**GIVEN PROBLEM:** Find every line in the records below that holds the word "JSON", and copy it out.

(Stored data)

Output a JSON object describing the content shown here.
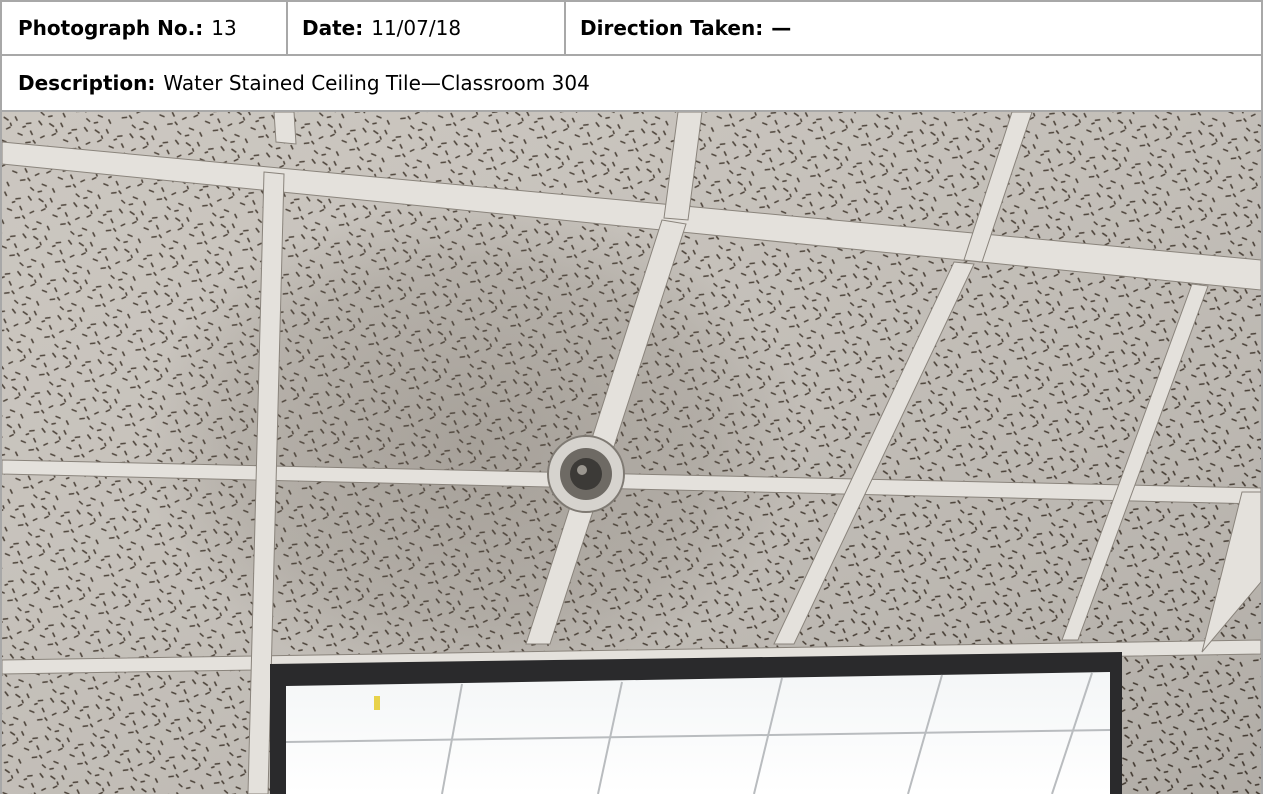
{
  "header": {
    "photo_no_label": "Photograph No.:",
    "photo_no_value": "13",
    "date_label": "Date:",
    "date_value": "11/07/18",
    "direction_label": "Direction Taken:",
    "direction_value": "—"
  },
  "description": {
    "label": "Description:",
    "value": "Water Stained Ceiling Tile—Classroom 304"
  },
  "photo": {
    "subject": "ceiling-tiles-with-water-stain-and-sprinkler"
  }
}
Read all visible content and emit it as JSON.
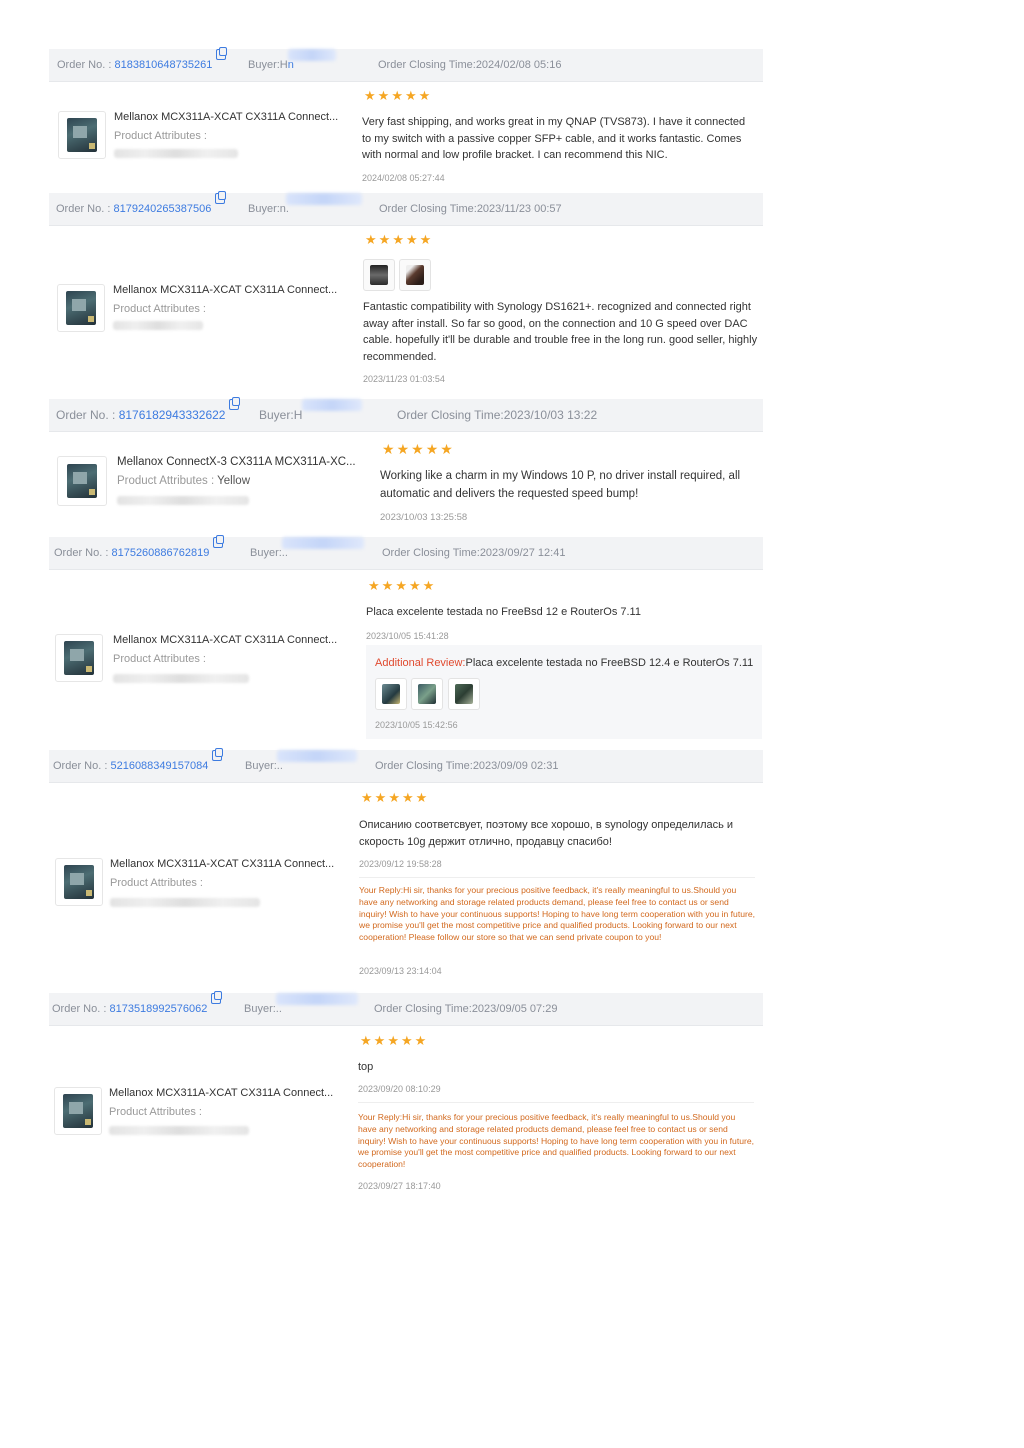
{
  "labels": {
    "order_no": "Order No. :",
    "buyer": "Buyer:",
    "closing": "Order Closing Time:",
    "product_attributes": "Product Attributes :",
    "additional_review": "Additional Review:",
    "your_reply": "Your Reply:"
  },
  "orders": [
    {
      "order_number": "8183810648735261",
      "buyer_visible_start": "H",
      "buyer_visible_end": "n",
      "closing_time": "2024/02/08 05:16",
      "product_title": "Mellanox MCX311A-XCAT CX311A Connect...",
      "product_attribute_value": "",
      "rating": 5,
      "review_text": "Very fast shipping, and works great in my QNAP (TVS873). I have it connected to my switch with a passive copper SFP+ cable, and it works fantastic. Comes with normal and low profile bracket. I can recommend this NIC.",
      "review_date": "2024/02/08 05:27:44"
    },
    {
      "order_number": "8179240265387506",
      "buyer_visible_start": "n",
      "buyer_visible_end": ".",
      "closing_time": "2023/11/23 00:57",
      "product_title": "Mellanox MCX311A-XCAT CX311A Connect...",
      "product_attribute_value": "",
      "rating": 5,
      "photo_count": 2,
      "review_text": "Fantastic compatibility with Synology DS1621+. recognized and connected right away after install. So far so good, on the connection and 10 G speed over DAC cable. hopefully it'll be durable and trouble free in the long run. good seller, highly recommended.",
      "review_date": "2023/11/23 01:03:54"
    },
    {
      "order_number": "8176182943332622",
      "buyer_visible_start": "H",
      "buyer_visible_end": "",
      "closing_time": "2023/10/03 13:22",
      "product_title": "Mellanox ConnectX-3 CX311A MCX311A-XC...",
      "product_attribute_value": "Yellow",
      "rating": 5,
      "review_text": "Working like a charm in my Windows 10 P, no driver install required, all automatic and delivers the requested speed bump!",
      "review_date": "2023/10/03 13:25:58"
    },
    {
      "order_number": "8175260886762819",
      "buyer_visible_start": "",
      "buyer_visible_end": "..",
      "closing_time": "2023/09/27 12:41",
      "product_title": "Mellanox MCX311A-XCAT CX311A Connect...",
      "product_attribute_value": "",
      "rating": 5,
      "review_text": "Placa excelente testada no FreeBsd 12 e RouterOs 7.11",
      "review_date": "2023/10/05 15:41:28",
      "additional_review_text": "Placa excelente testada no FreeBSD 12.4 e RouterOs 7.11",
      "additional_photo_count": 3,
      "additional_review_date": "2023/10/05 15:42:56"
    },
    {
      "order_number": "5216088349157084",
      "buyer_visible_start": "",
      "buyer_visible_end": "..",
      "closing_time": "2023/09/09 02:31",
      "product_title": "Mellanox MCX311A-XCAT CX311A Connect...",
      "product_attribute_value": "",
      "rating": 5,
      "review_text": "Описанию соответсвует, поэтому все хорошо, в synology определилась и скорость 10g держит отлично, продавцу спасибо!",
      "review_date": "2023/09/12 19:58:28",
      "reply_text": "Hi sir, thanks for your precious positive feedback, it's really meaningful to us.Should you have any networking and storage related products demand, please feel free to contact us or send inquiry! Wish to have your continuous supports! Hoping to have long term cooperation with you in future, we promise you'll get the most competitive price and qualified products. Looking forward to our next cooperation! Please follow our store so that we can send private coupon to you!",
      "reply_date": "2023/09/13 23:14:04"
    },
    {
      "order_number": "8173518992576062",
      "buyer_visible_start": "",
      "buyer_visible_end": "..",
      "closing_time": "2023/09/05 07:29",
      "product_title": "Mellanox MCX311A-XCAT CX311A Connect...",
      "product_attribute_value": "",
      "rating": 5,
      "review_text": "top",
      "review_date": "2023/09/20 08:10:29",
      "reply_text": "Hi sir, thanks for your precious positive feedback, it's really meaningful to us.Should you have any networking and storage related products demand, please feel free to contact us or send inquiry! Wish to have your continuous supports! Hoping to have long term cooperation with you in future, we promise you'll get the most competitive price and qualified products. Looking forward to our next cooperation!",
      "reply_date": "2023/09/27 18:17:40"
    }
  ],
  "colors": {
    "link_blue": "#3d7be0",
    "star_orange": "#f5a623",
    "reply_orange": "#d2691e",
    "additional_red": "#e04a2f",
    "header_bg": "#f2f3f5"
  },
  "icons": {
    "copy": "copy-icon",
    "star": "star-icon"
  }
}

**RESPONSE TO THIS TASK:**
Output a JSON object describing the content shown here.
Read all visible content and emit it as JSON.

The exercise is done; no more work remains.